TEXTE EXTRAIT -
———
Tout l'été sur franceinfo, Marina Cabiten et la sémiologue Mariette Darrigrand s’arrêtent sur les termes qui ont marqué l’actualité de l’année écoulée. Aujourd'hui, le mot gestation.

Article rédigé par franceinfo, Marina Cabiten
Radio France
Publié Mis à jour
Temps de lecture : 2 min
En France, la gestation pour autrui (GPA) reste interdite (photo d'illustration).  (SANDY AKNINE / PHOTONONSTOP / AFP)

La gestation pour autrui est revenu dans l’actualité en marge du projet de loi de bioéthique, et reste un sujet hautement polémique en France comme ailleurs.
———
QUESTIONS -
1 – Réécrivez l'article sur la gestation de "Tout l'été sur" jusqu'à "le mot gestation.", en remplaçant "sémiologue" par "linguiste".
2 – Poursuivez l'article sur la gestation à partir de sa dernière phrase.
Les entrées qui suivent forment un matériau distinct de l'article sur la gestation.

ENTRÉES RÉPERTORIÉES -
———
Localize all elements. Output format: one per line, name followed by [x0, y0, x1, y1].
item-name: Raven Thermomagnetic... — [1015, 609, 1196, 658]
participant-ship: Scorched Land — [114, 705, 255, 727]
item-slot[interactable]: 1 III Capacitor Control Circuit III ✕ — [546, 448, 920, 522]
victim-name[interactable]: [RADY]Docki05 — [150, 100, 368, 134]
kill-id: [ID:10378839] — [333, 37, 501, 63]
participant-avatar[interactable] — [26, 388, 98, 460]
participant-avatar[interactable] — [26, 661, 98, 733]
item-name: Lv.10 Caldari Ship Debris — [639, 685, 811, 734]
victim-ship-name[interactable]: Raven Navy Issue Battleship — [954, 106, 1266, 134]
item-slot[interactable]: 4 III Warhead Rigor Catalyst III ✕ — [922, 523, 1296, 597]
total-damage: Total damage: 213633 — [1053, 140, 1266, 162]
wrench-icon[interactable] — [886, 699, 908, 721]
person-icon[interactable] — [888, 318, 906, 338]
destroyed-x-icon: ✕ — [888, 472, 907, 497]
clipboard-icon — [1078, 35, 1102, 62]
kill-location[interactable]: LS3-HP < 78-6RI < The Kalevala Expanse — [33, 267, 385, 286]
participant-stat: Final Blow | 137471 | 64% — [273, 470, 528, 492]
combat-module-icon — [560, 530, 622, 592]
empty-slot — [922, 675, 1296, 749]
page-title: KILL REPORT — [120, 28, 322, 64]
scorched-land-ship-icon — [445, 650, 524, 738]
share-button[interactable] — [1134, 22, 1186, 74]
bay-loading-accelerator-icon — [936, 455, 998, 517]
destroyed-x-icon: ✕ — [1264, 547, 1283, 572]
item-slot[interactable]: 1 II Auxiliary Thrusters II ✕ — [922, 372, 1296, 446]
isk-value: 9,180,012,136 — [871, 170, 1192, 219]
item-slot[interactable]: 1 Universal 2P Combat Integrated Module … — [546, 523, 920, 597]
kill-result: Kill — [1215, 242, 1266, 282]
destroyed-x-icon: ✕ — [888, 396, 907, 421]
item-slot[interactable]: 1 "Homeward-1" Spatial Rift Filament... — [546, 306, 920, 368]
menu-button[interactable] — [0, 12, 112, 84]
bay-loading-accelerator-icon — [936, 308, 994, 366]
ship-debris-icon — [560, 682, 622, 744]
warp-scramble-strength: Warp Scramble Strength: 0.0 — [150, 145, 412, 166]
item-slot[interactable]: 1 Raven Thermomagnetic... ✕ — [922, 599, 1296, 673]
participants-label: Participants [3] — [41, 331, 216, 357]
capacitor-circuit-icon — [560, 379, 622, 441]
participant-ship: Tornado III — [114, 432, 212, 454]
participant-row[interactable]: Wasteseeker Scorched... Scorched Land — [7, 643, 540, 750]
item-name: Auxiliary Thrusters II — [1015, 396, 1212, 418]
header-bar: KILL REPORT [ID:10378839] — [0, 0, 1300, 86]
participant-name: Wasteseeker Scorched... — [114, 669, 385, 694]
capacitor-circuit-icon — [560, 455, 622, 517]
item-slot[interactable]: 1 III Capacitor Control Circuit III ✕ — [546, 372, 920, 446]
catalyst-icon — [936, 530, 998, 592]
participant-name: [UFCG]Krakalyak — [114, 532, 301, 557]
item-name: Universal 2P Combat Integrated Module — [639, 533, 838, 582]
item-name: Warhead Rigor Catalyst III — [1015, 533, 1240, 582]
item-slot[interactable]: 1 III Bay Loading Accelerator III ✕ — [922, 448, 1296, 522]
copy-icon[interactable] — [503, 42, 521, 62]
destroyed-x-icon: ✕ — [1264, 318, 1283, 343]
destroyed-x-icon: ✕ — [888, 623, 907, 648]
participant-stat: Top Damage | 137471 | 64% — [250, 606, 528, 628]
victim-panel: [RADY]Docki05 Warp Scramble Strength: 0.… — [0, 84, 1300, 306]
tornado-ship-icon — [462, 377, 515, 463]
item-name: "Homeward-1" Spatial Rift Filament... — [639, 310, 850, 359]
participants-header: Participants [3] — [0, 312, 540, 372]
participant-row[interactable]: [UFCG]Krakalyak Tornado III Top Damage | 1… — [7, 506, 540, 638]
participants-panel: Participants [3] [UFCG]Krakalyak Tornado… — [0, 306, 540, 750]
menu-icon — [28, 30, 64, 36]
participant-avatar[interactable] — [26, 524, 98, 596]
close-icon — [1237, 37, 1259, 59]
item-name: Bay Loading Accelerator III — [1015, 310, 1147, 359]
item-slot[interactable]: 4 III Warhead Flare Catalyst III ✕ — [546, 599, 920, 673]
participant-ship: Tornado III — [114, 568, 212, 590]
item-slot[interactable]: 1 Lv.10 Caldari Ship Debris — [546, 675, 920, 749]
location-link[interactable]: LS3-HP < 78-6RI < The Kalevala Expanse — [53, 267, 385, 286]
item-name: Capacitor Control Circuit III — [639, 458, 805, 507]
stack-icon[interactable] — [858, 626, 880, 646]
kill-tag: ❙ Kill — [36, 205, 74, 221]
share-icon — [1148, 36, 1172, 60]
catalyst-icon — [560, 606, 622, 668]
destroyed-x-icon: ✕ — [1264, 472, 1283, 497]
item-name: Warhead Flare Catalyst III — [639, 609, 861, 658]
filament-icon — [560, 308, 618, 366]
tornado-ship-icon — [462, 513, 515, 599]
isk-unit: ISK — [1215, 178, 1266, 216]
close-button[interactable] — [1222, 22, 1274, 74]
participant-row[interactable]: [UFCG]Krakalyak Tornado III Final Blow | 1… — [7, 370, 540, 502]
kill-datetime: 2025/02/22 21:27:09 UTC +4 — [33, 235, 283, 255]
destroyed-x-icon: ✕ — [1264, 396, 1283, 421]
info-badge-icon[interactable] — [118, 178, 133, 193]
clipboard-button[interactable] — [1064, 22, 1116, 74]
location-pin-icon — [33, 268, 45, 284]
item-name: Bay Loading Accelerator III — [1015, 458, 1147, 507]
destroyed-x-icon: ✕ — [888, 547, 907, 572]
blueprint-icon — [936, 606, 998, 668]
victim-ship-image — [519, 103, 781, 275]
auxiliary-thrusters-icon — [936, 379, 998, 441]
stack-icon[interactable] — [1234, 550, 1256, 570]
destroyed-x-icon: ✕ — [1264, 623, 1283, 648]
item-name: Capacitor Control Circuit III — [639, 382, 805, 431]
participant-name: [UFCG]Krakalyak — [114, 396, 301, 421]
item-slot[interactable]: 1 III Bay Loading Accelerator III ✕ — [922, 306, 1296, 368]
———
RÉPONSES -
1 –
Tout l'été sur franceinfo, Marina Cabiten et la linguiste Mariette Darrigrand s’arrêtent sur les termes qui ont marqué l’actualité de l’année écoulée. Aujourd'hui, le mot gestation.

2 –
franceinfo : Mariette Darrigrand, vous êtes sémiologue spécialisée dans l'analyse du discours médiatique et dirigeante du cabinet Des faits et des signes. La gestation pour autrui, GPA, autrement dit recourir à une mère porteuse pour concevoir un enfant. Interdite en France, elle est tout de même pratiquée à l’étranger par des couples français et soulève des questions de filiation et d’éthique. Le mot "gestation" vient d’un verbe latin, Mariette Darrigrand, "gero". Un verbe qui ne s’applique pas qu’à la maternité.

Mariette Darrigrand : Non puisque "gero" signifie "je porte". Il donne aussi bien gestation au sens de porter un enfant que de gérer une affaire : en porter le poids, la responsabilité. Ce verbe était extrêmement courant et pouvait concerner de nombreuses choses, spécialement déjà à l‘époque dans le domaine des femmes. Et cela toujours avec quelque chose de l’idée de leur productivité féminine, leur fertilité. A commencer, dans les mythes, par cette femme-mère particulière qu’est la Terre. Dans le monde antique, elle porte ("gère") de nombreux fruits, de nombreuses semences.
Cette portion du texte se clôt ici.